Halkın Partisi Genel Başkanı Kudret Özersay, Türk Lirası’nın döviz karşısında değer kaybı nedeniyle halkın fakirleşerek, alım gücünün eridiğini vurguladı ve hükümeti bazı konularda kur sabitlemesine gitmeye; Güney Kıbrıs ile ticareti ve turist sayısını artıracak seyahate dair kolaylaştırıcı tedbirleri alarak ülkeye giren döviz miktarını artırmaya dönük adımlar atmaya davet etti. Döviz krizinin ülkeye döviz girişini artıracak şekilde güneyle ticarette ve turizmde fırsata çevrilebileceğine dikkat çekti. “Başka ülkelerin sahip olduğu imkanlara sahip değiliz ama kısıtlı imkanlar çerçevesinde yapılabileceklerle ilgili olarak kafa yormak gerekir. Mevcut hükümetin böyle bir gailesi, derdi olduğunu görmüyoruz. Oysa tüm imkansızlıklara rağmen kısa, orta ve uzun vadede yapılabilecekler vardır” dedi. Döviz krizinin dün yaşanmadığını iki haftadır ciddi bir tırmanışın sürdüğünü anımsatan Özersay “Hükümet maalesef Türkiye’deki faiz indirimini de bekleyip yumurta kapıya dayandıktan sonra hafta sonu toplantı düzenliyor ki bu toplantıdan da karar çıkmayacağı, sadece görüş alış verişinde bulunulacağı anlaşılıyor. Geç kalıyorlar” ifadelerini kullandı, Hakikat Web TV yayınına katılan Özersay, “Vatandaşın alım gücü hızla eriyor, döviz hızla artıyor. Ülkede herkes fakirleşiyor ama hükümet şu ana kadar dövizle ilgili olarak hiçbir şey yapmış değil” diye konuştu. 

“DÖVİZ KRİZİ TÜRK EKONOMİSİNE ORANLA KKTC EKONOMİSİNİ DAHA DA OLUMSUZ ETKİLİYOR”

• _Kayıtlı Satırlar_:
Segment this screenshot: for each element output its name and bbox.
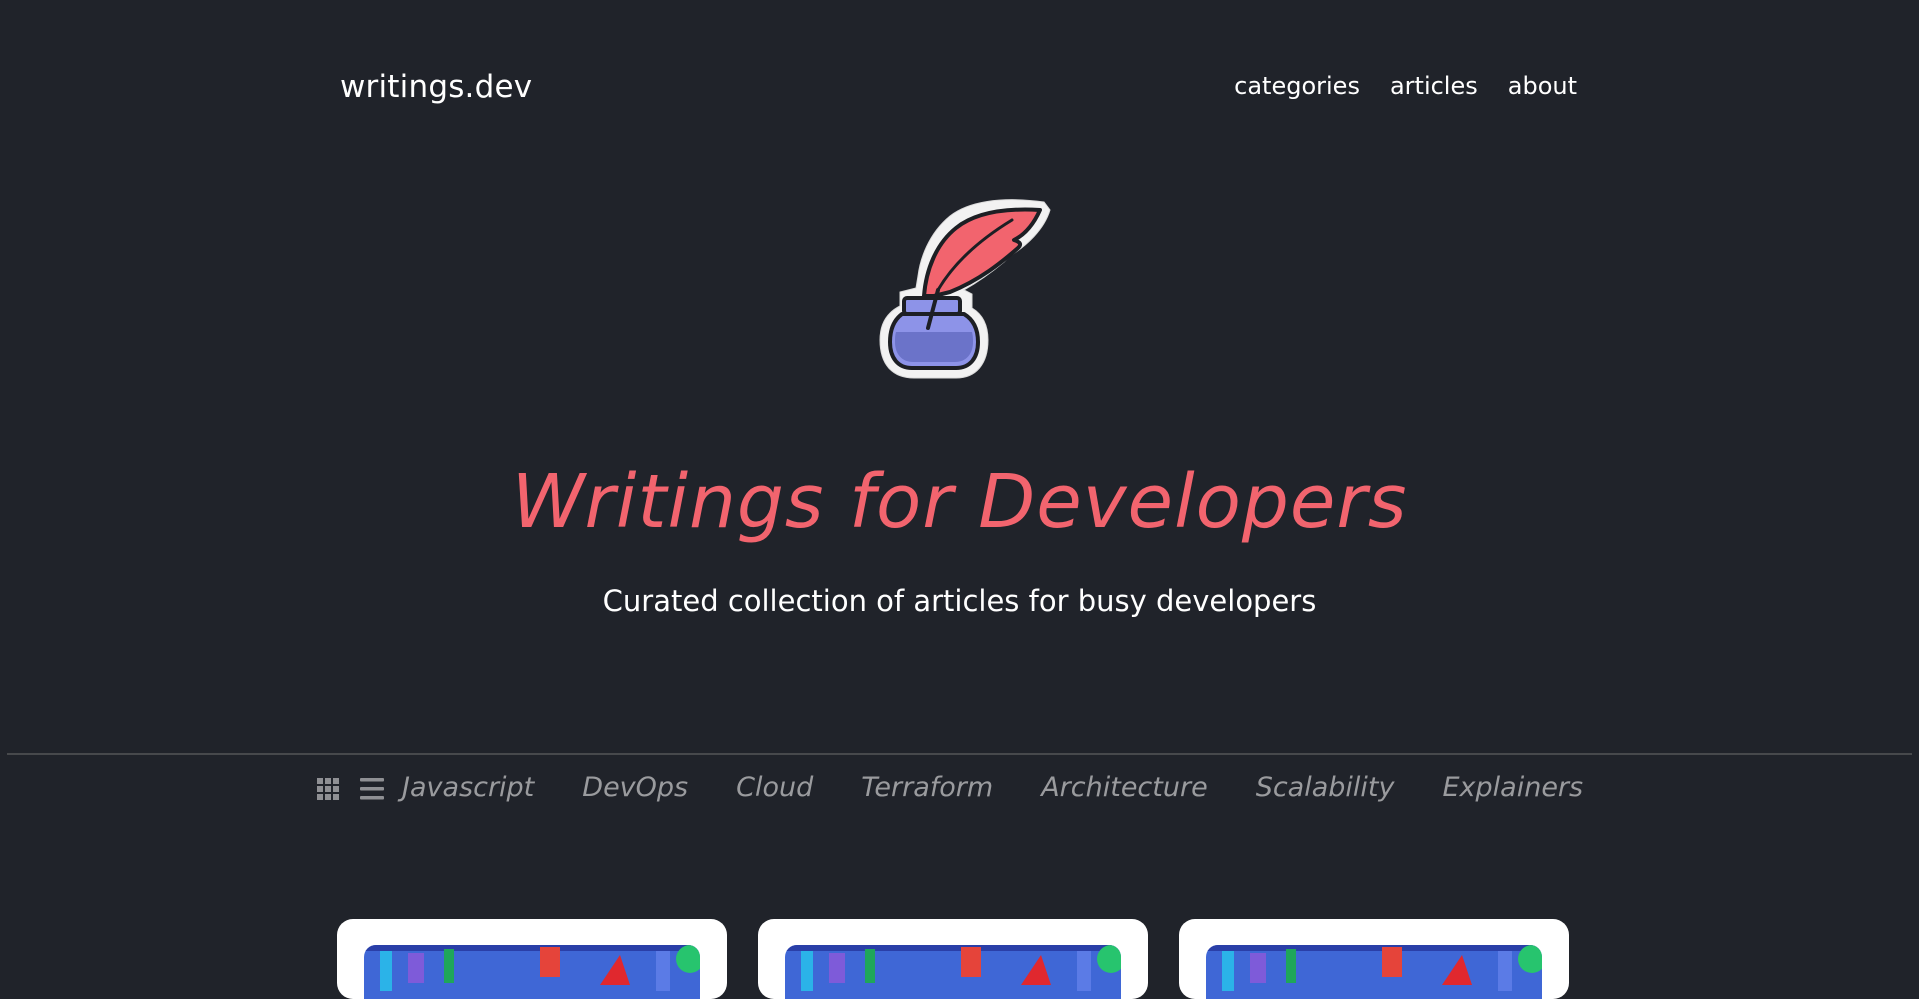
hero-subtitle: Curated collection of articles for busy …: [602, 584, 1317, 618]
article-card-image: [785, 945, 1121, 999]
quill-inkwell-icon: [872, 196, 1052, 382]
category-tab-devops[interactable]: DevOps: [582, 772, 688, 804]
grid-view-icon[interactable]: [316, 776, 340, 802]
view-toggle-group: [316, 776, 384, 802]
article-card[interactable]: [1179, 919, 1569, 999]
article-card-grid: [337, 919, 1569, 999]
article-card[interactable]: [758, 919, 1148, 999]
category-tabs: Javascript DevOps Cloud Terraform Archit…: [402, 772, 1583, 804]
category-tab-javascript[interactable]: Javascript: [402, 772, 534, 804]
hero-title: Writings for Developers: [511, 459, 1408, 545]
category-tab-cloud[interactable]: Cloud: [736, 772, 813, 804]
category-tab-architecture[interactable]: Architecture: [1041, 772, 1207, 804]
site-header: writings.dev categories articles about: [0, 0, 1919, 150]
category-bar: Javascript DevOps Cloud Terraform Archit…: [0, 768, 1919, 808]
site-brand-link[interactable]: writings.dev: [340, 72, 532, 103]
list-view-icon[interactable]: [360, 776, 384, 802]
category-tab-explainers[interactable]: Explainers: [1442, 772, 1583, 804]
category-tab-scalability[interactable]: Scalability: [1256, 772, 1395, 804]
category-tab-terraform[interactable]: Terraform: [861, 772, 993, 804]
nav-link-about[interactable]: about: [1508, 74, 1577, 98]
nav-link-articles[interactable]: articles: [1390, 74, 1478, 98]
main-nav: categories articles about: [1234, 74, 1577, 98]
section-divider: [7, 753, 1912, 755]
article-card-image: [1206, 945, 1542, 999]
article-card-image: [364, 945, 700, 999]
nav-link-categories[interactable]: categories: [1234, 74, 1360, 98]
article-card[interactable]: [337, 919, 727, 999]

...

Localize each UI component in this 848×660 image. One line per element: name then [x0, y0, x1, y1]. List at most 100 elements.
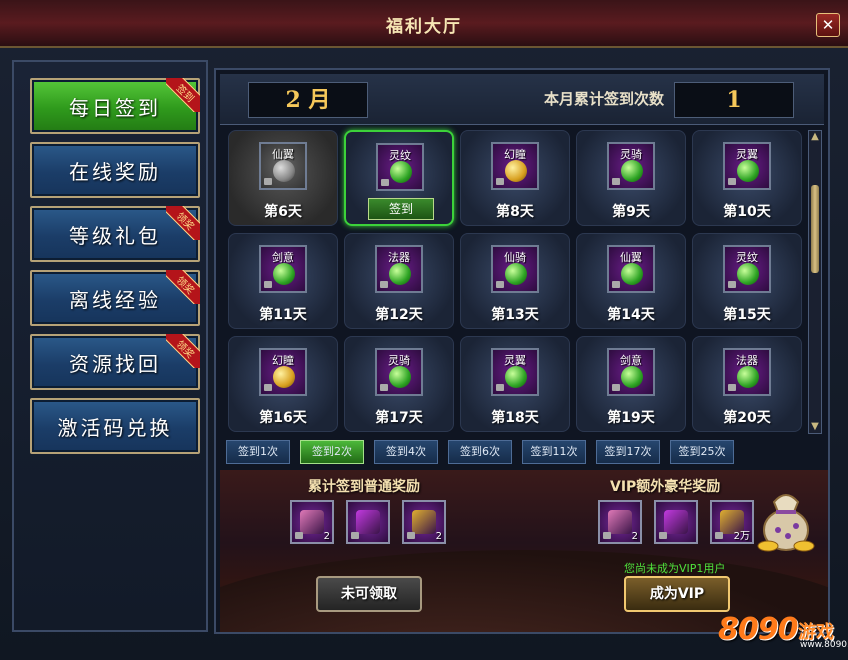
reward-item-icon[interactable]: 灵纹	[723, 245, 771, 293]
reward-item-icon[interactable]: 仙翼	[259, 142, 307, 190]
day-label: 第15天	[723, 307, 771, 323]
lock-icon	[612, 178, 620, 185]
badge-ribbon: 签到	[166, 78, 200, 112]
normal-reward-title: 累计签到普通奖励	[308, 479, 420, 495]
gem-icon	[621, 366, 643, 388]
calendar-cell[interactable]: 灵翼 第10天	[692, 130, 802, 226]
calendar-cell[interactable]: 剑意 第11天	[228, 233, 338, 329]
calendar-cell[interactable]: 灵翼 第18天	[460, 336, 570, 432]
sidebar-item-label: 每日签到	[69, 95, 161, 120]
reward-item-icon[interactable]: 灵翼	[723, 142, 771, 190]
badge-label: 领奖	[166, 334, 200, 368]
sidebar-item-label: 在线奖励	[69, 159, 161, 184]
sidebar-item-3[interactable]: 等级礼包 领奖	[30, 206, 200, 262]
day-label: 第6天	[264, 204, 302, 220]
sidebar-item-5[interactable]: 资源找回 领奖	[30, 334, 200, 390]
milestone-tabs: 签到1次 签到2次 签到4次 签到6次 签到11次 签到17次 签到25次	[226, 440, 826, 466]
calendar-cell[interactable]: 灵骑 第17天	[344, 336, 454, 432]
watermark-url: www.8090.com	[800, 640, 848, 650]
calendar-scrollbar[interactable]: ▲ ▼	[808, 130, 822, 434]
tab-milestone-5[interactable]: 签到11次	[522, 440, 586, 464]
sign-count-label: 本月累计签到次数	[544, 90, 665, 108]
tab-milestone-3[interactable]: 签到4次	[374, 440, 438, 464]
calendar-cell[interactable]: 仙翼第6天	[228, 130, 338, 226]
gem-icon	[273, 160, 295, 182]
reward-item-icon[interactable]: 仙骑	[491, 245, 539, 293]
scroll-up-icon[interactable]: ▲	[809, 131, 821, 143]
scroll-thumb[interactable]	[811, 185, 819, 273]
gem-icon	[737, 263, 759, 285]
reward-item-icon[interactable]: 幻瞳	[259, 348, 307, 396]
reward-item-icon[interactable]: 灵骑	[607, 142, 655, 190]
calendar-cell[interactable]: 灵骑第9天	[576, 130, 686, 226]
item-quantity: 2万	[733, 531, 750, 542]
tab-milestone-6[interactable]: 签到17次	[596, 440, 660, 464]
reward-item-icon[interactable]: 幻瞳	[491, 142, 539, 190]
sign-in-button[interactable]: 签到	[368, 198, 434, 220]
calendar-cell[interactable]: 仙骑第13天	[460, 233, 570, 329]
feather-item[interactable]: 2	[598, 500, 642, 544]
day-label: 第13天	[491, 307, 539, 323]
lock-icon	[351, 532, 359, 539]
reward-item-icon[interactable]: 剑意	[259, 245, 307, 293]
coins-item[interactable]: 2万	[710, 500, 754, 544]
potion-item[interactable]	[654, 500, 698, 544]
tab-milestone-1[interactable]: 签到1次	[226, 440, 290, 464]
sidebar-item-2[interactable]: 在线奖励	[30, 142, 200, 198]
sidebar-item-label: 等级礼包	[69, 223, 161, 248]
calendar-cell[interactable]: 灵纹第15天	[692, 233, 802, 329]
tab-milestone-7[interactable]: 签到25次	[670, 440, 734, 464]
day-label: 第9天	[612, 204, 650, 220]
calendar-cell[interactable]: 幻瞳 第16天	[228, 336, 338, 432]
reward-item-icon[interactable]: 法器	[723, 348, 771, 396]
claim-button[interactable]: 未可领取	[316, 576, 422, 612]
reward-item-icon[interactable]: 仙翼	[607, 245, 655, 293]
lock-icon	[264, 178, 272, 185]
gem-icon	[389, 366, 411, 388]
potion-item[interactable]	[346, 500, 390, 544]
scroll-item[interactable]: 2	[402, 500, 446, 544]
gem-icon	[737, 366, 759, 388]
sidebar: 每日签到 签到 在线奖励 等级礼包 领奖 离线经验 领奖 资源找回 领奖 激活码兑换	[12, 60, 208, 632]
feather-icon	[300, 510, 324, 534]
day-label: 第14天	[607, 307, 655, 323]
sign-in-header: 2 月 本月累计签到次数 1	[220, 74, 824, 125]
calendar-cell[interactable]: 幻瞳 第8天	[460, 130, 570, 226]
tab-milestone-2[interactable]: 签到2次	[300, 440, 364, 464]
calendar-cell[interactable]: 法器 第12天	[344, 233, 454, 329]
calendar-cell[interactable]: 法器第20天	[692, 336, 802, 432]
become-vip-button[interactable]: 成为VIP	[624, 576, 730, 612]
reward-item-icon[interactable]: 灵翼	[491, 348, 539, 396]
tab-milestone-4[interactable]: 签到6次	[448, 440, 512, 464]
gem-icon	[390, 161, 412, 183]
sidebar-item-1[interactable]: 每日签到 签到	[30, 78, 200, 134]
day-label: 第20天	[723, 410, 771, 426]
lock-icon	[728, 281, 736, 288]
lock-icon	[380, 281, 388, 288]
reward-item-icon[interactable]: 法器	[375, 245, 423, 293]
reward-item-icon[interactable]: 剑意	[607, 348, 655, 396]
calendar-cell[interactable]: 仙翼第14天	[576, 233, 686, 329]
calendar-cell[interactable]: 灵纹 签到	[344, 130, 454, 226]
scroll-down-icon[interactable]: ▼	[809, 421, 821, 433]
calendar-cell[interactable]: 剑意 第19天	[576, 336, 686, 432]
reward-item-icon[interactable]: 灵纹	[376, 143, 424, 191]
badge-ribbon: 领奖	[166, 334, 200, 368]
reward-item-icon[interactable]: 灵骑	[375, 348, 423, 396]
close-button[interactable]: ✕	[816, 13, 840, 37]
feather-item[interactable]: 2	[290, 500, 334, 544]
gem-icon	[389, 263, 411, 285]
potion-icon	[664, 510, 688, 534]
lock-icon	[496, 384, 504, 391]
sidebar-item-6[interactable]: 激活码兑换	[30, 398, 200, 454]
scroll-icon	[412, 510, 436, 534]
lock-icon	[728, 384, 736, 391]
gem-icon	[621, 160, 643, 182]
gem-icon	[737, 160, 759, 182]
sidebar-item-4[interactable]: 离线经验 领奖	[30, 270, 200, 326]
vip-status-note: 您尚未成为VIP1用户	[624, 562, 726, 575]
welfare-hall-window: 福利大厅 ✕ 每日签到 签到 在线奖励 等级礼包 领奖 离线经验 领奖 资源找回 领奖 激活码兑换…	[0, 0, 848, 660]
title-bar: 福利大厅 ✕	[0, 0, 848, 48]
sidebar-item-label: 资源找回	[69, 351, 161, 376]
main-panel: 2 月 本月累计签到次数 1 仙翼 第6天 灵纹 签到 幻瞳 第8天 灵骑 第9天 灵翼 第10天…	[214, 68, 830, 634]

• _Amaç_:
Döviz krizi metnine dayanarak şu soruları yanıtlayın:
1. Kudret Özersay hangi partinin genel başkanıdır?
2. Özersay'a göre döviz kurundaki ciddi tırmanış ne zamandan beri sürüyor?
3. Özersay hangi yayına katıldı?

• _Çözüm_:
1. Halkın Partisi.
2. İki haftadır.
3. Hakikat Web TV yayınına.